-- START --

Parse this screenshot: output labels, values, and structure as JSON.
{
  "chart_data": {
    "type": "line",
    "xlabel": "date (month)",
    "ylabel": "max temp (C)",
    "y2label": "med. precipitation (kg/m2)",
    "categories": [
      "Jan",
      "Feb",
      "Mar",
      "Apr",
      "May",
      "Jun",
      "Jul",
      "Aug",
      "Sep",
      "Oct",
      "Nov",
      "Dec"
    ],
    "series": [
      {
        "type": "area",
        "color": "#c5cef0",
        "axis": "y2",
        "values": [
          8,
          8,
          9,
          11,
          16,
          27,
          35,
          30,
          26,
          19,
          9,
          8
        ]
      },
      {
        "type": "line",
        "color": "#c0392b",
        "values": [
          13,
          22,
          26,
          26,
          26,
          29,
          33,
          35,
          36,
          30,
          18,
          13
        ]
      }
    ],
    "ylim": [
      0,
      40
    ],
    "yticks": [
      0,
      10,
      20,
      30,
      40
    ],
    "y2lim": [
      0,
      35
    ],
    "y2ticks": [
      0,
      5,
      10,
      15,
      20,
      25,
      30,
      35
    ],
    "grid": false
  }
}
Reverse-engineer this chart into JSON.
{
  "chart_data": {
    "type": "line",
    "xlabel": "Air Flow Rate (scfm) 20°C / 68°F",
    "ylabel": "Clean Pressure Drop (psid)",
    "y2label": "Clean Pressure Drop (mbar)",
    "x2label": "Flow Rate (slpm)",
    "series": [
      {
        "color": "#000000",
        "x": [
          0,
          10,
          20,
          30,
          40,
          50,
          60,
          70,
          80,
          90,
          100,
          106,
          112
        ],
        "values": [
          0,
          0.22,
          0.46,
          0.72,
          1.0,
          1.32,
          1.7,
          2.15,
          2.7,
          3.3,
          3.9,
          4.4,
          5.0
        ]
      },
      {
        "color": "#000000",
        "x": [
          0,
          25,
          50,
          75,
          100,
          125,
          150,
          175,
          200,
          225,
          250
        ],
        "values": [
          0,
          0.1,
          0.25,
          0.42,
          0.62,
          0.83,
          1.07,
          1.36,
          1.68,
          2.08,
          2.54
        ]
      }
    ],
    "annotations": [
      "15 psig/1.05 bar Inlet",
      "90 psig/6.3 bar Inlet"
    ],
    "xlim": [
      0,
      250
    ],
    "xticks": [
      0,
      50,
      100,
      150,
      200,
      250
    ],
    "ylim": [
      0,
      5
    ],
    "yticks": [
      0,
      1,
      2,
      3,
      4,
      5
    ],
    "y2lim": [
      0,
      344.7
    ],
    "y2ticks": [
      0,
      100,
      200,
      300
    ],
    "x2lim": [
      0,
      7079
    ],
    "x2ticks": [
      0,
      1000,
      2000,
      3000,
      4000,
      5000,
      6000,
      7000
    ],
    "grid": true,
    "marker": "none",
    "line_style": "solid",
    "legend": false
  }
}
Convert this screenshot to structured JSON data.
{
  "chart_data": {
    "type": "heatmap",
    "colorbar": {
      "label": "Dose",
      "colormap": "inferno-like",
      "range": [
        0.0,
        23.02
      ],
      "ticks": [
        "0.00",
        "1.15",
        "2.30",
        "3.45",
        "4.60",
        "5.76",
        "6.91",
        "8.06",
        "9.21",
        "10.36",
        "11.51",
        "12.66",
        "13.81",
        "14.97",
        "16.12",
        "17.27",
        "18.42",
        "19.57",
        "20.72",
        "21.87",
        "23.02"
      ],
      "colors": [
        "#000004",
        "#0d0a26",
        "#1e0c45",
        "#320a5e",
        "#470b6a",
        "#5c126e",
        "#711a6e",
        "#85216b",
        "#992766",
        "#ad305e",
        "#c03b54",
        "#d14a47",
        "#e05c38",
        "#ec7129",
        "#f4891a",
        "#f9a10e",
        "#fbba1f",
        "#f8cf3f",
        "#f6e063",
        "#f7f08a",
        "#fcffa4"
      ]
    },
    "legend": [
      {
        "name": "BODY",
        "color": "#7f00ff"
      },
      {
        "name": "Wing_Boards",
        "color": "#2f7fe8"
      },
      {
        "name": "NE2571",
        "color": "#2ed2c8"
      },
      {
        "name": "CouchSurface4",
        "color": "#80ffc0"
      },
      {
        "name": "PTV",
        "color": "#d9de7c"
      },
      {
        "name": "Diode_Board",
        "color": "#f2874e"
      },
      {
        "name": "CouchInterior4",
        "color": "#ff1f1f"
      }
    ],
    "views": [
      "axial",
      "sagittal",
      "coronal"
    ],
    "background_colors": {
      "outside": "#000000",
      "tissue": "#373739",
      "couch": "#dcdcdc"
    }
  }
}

-- END --

- _YOUR GOAL_:
Pick out all lines from the data above in which the word "name" appears.

- _WRITTEN ANSWER_:
        "name": "BODY",
        "name": "Wing_Boards",
        "name": "NE2571",
        "name": "CouchSurface4",
        "name": "PTV",
        "name": "Diode_Board",
        "name": "CouchInterior4",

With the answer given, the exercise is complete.